● Task details
Copy every line in the records below that contains the word "background".

● Dataset extract
====================

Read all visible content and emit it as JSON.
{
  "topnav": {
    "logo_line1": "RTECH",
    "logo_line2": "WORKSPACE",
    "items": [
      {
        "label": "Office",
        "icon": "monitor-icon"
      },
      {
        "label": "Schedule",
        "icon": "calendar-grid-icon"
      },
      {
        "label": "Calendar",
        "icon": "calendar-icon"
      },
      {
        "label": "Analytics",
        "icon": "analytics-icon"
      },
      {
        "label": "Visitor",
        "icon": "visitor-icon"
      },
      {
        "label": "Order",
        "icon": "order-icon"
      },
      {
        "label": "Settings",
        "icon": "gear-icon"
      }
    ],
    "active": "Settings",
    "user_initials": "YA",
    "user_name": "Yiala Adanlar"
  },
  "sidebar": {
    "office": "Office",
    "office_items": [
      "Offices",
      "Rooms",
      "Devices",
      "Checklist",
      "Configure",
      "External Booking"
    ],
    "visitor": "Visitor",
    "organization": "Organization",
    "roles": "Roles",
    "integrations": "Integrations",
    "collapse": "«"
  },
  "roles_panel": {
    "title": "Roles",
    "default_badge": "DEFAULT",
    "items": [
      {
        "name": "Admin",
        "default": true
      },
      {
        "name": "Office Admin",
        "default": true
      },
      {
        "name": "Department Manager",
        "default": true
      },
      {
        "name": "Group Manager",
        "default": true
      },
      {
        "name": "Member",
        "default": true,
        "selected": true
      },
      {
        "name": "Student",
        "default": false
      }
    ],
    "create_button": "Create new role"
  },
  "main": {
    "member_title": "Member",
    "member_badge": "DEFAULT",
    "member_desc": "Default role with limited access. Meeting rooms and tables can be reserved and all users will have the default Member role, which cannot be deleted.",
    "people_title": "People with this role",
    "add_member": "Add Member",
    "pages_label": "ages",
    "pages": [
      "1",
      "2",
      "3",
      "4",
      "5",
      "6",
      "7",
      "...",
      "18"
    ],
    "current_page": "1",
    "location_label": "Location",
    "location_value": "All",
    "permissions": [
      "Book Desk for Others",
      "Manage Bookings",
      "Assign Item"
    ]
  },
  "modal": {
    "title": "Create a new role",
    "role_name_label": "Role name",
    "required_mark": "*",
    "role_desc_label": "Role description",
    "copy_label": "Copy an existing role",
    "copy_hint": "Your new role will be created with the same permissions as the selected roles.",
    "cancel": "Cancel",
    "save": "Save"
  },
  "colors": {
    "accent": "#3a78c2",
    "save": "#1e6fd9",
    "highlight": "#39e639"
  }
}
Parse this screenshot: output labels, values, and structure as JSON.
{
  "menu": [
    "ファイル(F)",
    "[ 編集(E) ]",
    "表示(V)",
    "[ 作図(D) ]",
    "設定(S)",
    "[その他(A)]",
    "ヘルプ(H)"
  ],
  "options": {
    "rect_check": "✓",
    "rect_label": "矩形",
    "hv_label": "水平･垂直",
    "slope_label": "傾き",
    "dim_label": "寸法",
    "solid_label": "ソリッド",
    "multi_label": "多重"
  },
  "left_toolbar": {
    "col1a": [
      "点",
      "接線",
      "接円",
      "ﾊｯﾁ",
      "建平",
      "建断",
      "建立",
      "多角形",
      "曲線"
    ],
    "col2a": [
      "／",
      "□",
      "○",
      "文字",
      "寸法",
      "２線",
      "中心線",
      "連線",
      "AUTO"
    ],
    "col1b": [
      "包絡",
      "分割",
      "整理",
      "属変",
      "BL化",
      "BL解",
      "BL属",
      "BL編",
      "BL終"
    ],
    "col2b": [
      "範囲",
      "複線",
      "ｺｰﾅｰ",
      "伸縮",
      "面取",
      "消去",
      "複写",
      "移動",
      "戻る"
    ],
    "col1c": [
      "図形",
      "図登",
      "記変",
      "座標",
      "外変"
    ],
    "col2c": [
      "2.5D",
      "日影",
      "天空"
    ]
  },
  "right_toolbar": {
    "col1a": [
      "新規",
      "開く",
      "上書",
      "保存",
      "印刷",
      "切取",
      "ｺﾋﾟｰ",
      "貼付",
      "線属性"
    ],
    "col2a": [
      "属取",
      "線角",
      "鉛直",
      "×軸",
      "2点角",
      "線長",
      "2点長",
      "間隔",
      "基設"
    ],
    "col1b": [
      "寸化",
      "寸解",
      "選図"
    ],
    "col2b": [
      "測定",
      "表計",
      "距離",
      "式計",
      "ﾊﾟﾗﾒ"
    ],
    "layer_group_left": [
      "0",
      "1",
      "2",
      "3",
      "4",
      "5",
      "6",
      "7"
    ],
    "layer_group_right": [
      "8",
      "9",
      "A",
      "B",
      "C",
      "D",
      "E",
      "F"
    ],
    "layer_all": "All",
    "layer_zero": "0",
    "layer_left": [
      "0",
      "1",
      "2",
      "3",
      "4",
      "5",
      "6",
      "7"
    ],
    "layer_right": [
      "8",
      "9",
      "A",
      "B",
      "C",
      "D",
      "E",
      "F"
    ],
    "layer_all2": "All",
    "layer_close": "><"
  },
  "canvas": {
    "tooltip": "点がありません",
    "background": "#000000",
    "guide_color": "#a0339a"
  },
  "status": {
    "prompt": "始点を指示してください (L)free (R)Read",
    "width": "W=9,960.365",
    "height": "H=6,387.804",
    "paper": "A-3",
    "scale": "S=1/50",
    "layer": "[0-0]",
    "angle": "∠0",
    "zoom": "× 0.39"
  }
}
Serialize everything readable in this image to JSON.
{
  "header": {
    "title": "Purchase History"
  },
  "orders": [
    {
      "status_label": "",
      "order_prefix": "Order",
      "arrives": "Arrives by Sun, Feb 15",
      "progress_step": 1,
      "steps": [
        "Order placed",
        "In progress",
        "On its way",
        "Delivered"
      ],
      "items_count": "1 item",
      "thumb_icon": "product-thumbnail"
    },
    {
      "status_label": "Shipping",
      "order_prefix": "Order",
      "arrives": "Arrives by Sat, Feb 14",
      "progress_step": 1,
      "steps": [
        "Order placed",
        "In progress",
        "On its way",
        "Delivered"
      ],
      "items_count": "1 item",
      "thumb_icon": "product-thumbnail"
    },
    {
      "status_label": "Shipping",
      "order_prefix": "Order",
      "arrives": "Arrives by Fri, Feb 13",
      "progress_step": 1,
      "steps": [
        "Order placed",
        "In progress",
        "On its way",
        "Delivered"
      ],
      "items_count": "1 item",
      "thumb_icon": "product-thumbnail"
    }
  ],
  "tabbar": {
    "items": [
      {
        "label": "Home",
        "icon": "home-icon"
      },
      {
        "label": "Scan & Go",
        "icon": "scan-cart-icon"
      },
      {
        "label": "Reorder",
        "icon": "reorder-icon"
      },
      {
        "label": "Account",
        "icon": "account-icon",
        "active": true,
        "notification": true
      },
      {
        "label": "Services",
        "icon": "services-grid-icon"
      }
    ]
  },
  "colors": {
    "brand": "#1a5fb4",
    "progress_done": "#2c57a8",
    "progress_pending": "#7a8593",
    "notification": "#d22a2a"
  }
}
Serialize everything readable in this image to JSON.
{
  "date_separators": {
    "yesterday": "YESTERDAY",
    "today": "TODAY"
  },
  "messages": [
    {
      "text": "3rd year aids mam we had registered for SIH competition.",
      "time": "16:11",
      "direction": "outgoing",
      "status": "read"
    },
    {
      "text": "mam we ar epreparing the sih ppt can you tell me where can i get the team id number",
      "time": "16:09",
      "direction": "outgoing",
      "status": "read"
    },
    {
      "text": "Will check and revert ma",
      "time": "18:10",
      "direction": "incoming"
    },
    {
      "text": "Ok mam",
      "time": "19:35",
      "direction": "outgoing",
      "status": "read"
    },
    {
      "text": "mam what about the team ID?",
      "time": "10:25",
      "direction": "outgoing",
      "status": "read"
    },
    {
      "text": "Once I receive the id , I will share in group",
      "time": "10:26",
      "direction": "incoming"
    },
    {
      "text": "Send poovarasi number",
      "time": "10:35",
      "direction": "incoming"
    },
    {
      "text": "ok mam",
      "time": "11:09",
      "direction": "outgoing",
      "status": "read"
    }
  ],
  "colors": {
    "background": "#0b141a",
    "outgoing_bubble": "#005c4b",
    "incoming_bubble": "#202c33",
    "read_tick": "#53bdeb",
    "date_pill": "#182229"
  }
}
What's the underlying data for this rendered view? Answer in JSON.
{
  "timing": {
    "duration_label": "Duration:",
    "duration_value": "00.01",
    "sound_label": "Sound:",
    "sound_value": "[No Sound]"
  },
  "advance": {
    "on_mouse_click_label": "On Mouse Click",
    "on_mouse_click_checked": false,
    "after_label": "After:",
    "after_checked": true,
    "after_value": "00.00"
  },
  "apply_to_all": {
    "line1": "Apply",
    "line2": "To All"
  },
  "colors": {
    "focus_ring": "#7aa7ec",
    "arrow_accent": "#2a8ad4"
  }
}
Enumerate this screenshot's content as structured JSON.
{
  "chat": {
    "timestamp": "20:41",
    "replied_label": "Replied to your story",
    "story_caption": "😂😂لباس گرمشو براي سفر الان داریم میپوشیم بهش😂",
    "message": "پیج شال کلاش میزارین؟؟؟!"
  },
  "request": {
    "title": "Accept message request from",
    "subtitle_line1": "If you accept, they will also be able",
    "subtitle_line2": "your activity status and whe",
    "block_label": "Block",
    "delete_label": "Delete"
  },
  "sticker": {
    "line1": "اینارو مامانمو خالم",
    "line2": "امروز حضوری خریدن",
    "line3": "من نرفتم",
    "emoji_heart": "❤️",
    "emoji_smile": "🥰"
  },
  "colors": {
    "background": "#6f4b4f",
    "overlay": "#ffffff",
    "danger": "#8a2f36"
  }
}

====================

● Written response
    "background": "#000000",
    "background": "#0b141a",
    "background": "#6f4b4f",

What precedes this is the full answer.